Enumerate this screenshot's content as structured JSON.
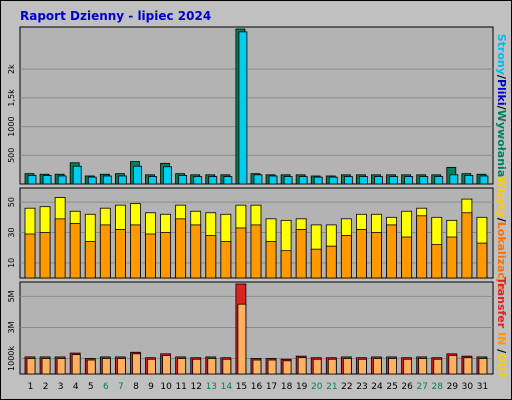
{
  "title": "Raport Dzienny -  lipiec 2024",
  "colors": {
    "background": "#C0C0C0",
    "panel": "#B3B3B3",
    "title_text": "#0000CC",
    "visits": "#00805C",
    "pages": "#00CCEE",
    "files": "#0000CC",
    "hits": "#00805C",
    "in_out": "#FFFF00",
    "sites": "#FF9900",
    "visits_lower": "#FF7000",
    "transfer": "#DD2222",
    "transfer_light": "#FFB060",
    "weekend_label": "#00805C"
  },
  "right_labels": {
    "top": [
      {
        "text": "Strony",
        "color": "#00BBEE"
      },
      {
        "text": "/",
        "color": "#000000"
      },
      {
        "text": "Pliki",
        "color": "#0000CC"
      },
      {
        "text": "/",
        "color": "#000000"
      },
      {
        "text": "Wywołania",
        "color": "#00805C"
      }
    ],
    "middle": [
      {
        "text": "Wizyty",
        "color": "#FFCC00"
      },
      {
        "text": "/",
        "color": "#000000"
      },
      {
        "text": "Lokalizacje",
        "color": "#FF7000"
      }
    ],
    "bottom": [
      {
        "text": "Transfer",
        "color": "#DD2222"
      },
      {
        "text": " IN ",
        "color": "#FF9900"
      },
      {
        "text": "/",
        "color": "#000000"
      },
      {
        "text": "OUT",
        "color": "#FFCC00"
      }
    ]
  },
  "chart_data": [
    {
      "type": "bar",
      "panel": "top",
      "categories": [
        "1",
        "2",
        "3",
        "4",
        "5",
        "6",
        "7",
        "8",
        "9",
        "10",
        "11",
        "12",
        "13",
        "14",
        "15",
        "16",
        "17",
        "18",
        "19",
        "20",
        "21",
        "22",
        "23",
        "24",
        "25",
        "26",
        "27",
        "28",
        "29",
        "30",
        "31"
      ],
      "ylim": [
        0,
        2700
      ],
      "yticks": [
        500,
        1000,
        1500,
        2000
      ],
      "ytick_labels": [
        "500",
        "1000",
        "1,5k",
        "2k"
      ],
      "series": [
        {
          "name": "Wywołania",
          "values": [
            180,
            170,
            170,
            370,
            140,
            170,
            180,
            390,
            160,
            360,
            180,
            160,
            160,
            160,
            2700,
            180,
            160,
            160,
            160,
            140,
            140,
            160,
            160,
            160,
            160,
            160,
            160,
            160,
            290,
            180,
            170
          ]
        },
        {
          "name": "Strony",
          "values": [
            150,
            150,
            140,
            310,
            120,
            140,
            140,
            310,
            130,
            300,
            150,
            130,
            130,
            130,
            2650,
            160,
            140,
            130,
            130,
            120,
            120,
            130,
            130,
            130,
            130,
            130,
            130,
            130,
            160,
            150,
            140
          ]
        }
      ]
    },
    {
      "type": "bar",
      "panel": "middle",
      "categories": [
        "1",
        "2",
        "3",
        "4",
        "5",
        "6",
        "7",
        "8",
        "9",
        "10",
        "11",
        "12",
        "13",
        "14",
        "15",
        "16",
        "17",
        "18",
        "19",
        "20",
        "21",
        "22",
        "23",
        "24",
        "25",
        "26",
        "27",
        "28",
        "29",
        "30",
        "31"
      ],
      "ylim": [
        0,
        58
      ],
      "yticks": [
        10,
        30,
        50
      ],
      "ytick_labels": [
        "10",
        "30",
        "50"
      ],
      "series": [
        {
          "name": "Wizyty",
          "values": [
            46,
            47,
            53,
            44,
            42,
            46,
            48,
            49,
            43,
            42,
            48,
            44,
            43,
            42,
            48,
            48,
            39,
            38,
            39,
            35,
            35,
            39,
            42,
            42,
            40,
            44,
            46,
            40,
            38,
            52,
            40
          ]
        },
        {
          "name": "Lokalizacje",
          "values": [
            29,
            30,
            39,
            36,
            24,
            35,
            32,
            35,
            29,
            30,
            39,
            35,
            28,
            24,
            33,
            35,
            24,
            18,
            32,
            19,
            21,
            28,
            32,
            30,
            35,
            27,
            41,
            22,
            27,
            43,
            23
          ]
        }
      ]
    },
    {
      "type": "bar",
      "panel": "bottom",
      "categories": [
        "1",
        "2",
        "3",
        "4",
        "5",
        "6",
        "7",
        "8",
        "9",
        "10",
        "11",
        "12",
        "13",
        "14",
        "15",
        "16",
        "17",
        "18",
        "19",
        "20",
        "21",
        "22",
        "23",
        "24",
        "25",
        "26",
        "27",
        "28",
        "29",
        "30",
        "31"
      ],
      "ylim": [
        0,
        5800
      ],
      "yticks": [
        1000,
        3000,
        5000
      ],
      "ytick_labels": [
        "1000k",
        "3M",
        "5M"
      ],
      "series": [
        {
          "name": "Transfer",
          "values": [
            1100,
            1100,
            1100,
            1350,
            1000,
            1100,
            1100,
            1400,
            1050,
            1300,
            1100,
            1050,
            1100,
            1050,
            5800,
            1000,
            1000,
            950,
            1150,
            1050,
            1050,
            1100,
            1050,
            1100,
            1100,
            1050,
            1100,
            1050,
            1300,
            1150,
            1100
          ]
        },
        {
          "name": "OUT",
          "values": [
            1000,
            1000,
            1000,
            1250,
            900,
            1000,
            1000,
            1300,
            950,
            1200,
            1000,
            950,
            1000,
            950,
            4500,
            900,
            900,
            850,
            1050,
            950,
            950,
            1000,
            950,
            1000,
            1000,
            950,
            1000,
            950,
            1200,
            1050,
            1000
          ]
        }
      ]
    }
  ],
  "x_label_colors": [
    "#000000",
    "#000000",
    "#000000",
    "#000000",
    "#000000",
    "#00805C",
    "#00805C",
    "#000000",
    "#000000",
    "#000000",
    "#000000",
    "#000000",
    "#00805C",
    "#00805C",
    "#000000",
    "#000000",
    "#000000",
    "#000000",
    "#000000",
    "#00805C",
    "#00805C",
    "#000000",
    "#000000",
    "#000000",
    "#000000",
    "#000000",
    "#00805C",
    "#00805C",
    "#000000",
    "#000000",
    "#000000"
  ]
}
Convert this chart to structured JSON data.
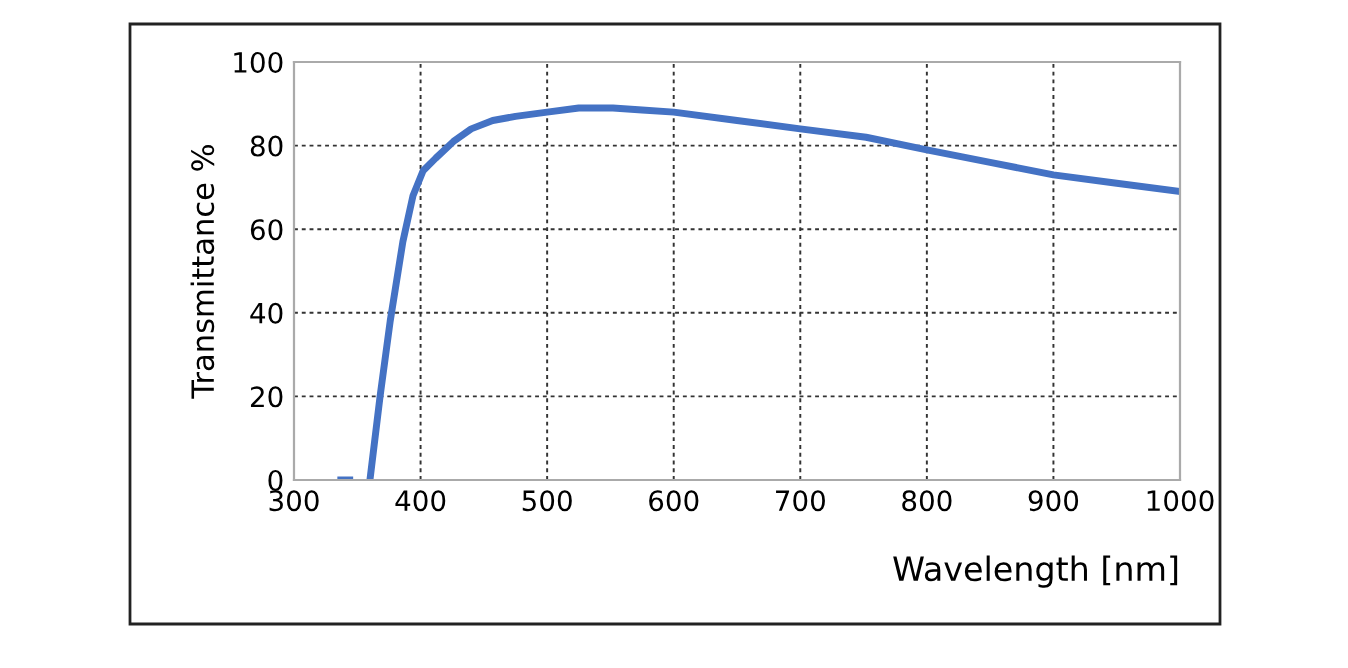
{
  "chart_data": {
    "type": "line",
    "xlabel": "Wavelength [nm]",
    "ylabel": "Transmittance %",
    "x": [
      337,
      344,
      352,
      360,
      368,
      376,
      386,
      394,
      402,
      412,
      426,
      440,
      457,
      475,
      500,
      525,
      552,
      575,
      600,
      650,
      700,
      752,
      800,
      850,
      900,
      950,
      1000
    ],
    "series": [
      {
        "color": "#4472c4",
        "values": [
          0,
          0,
          null,
          0,
          20,
          38,
          57,
          68,
          74,
          77,
          81,
          84,
          86,
          87,
          88,
          89,
          89,
          88.5,
          88,
          86,
          84,
          82,
          79,
          76,
          73,
          71,
          69
        ]
      }
    ],
    "xlim": [
      300,
      1000
    ],
    "xticks": [
      300,
      400,
      500,
      600,
      700,
      800,
      900,
      1000
    ],
    "ylim": [
      0,
      100
    ],
    "yticks": [
      0,
      20,
      40,
      60,
      80,
      100
    ],
    "grid": true,
    "line_style": "solid",
    "marker": "none"
  }
}
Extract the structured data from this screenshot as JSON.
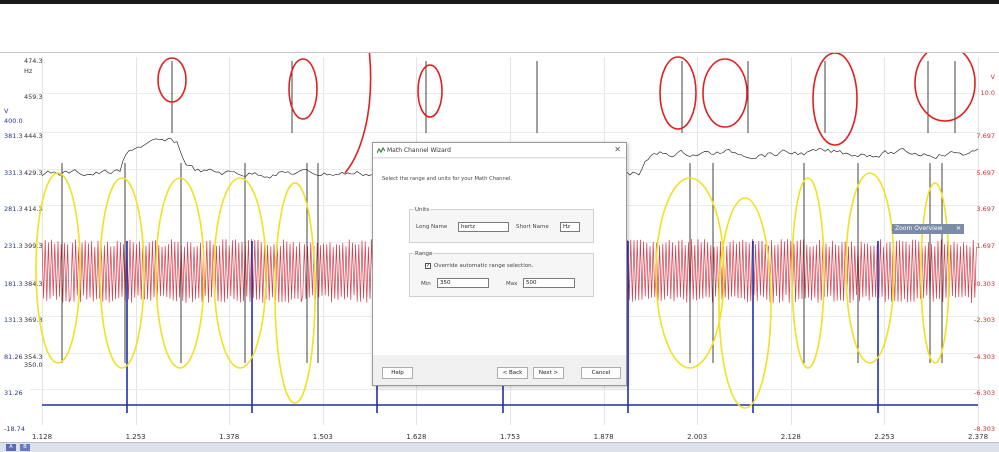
{
  "dialog": {
    "title": "Math Channel Wizard",
    "instruction": "Select the range and units for your Math Channel.",
    "units_group_title": "Units",
    "long_name_label": "Long Name",
    "long_name_value": "hertz",
    "short_name_label": "Short Name",
    "short_name_value": "Hz",
    "range_group_title": "Range",
    "override_label": "Override automatic range selection.",
    "override_checked": "✓",
    "min_label": "Min",
    "min_value": "350",
    "max_label": "Max",
    "max_value": "500",
    "help_button": "Help",
    "back_button": "< Back",
    "next_button": "Next >",
    "cancel_button": "Cancel"
  },
  "zoom_overview": {
    "label": "Zoom Overview"
  },
  "axes": {
    "left_outer": [
      {
        "text": "V"
      },
      {
        "text": "400.0"
      },
      {
        "text": "381.3"
      },
      {
        "text": "331.3"
      },
      {
        "text": "281.3"
      },
      {
        "text": "231.3"
      },
      {
        "text": "181.3"
      },
      {
        "text": "131.3"
      },
      {
        "text": "81.26"
      },
      {
        "text": "31.26"
      },
      {
        "text": "-18.74"
      }
    ],
    "left_inner": [
      {
        "text": "474.3"
      },
      {
        "text": "Hz"
      },
      {
        "text": "459.3"
      },
      {
        "text": "444.3"
      },
      {
        "text": "429.3"
      },
      {
        "text": "414.3"
      },
      {
        "text": "399.3"
      },
      {
        "text": "384.3"
      },
      {
        "text": "369.3"
      },
      {
        "text": "354.3"
      },
      {
        "text": "350.0"
      }
    ],
    "right": [
      {
        "text": "V"
      },
      {
        "text": "10.0"
      },
      {
        "text": "7.697"
      },
      {
        "text": "5.697"
      },
      {
        "text": "3.697"
      },
      {
        "text": "1.697"
      },
      {
        "text": "-0.303"
      },
      {
        "text": "-2.303"
      },
      {
        "text": "-4.303"
      },
      {
        "text": "-6.303"
      },
      {
        "text": "-8.303"
      }
    ],
    "x_ticks": [
      "1.128",
      "1.253",
      "1.378",
      "1.503",
      "1.628",
      "1.753",
      "1.878",
      "2.003",
      "2.128",
      "2.253",
      "2.378"
    ]
  },
  "status": {
    "badge_a": "A",
    "badge_b": "B"
  },
  "colors": {
    "red_trace": "#d43c4c",
    "blue_trace": "#1f2fa8",
    "black_trace": "#111111",
    "annotation_red": "#e02020",
    "annotation_yellow": "#f2e024"
  }
}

● **Exercise details**
Copy every single line of the material above that holds "screenshot".

● **The result**
Enumerate this screenshot's content as structured JSON.
Extract the structured data from this screenshot as JSON.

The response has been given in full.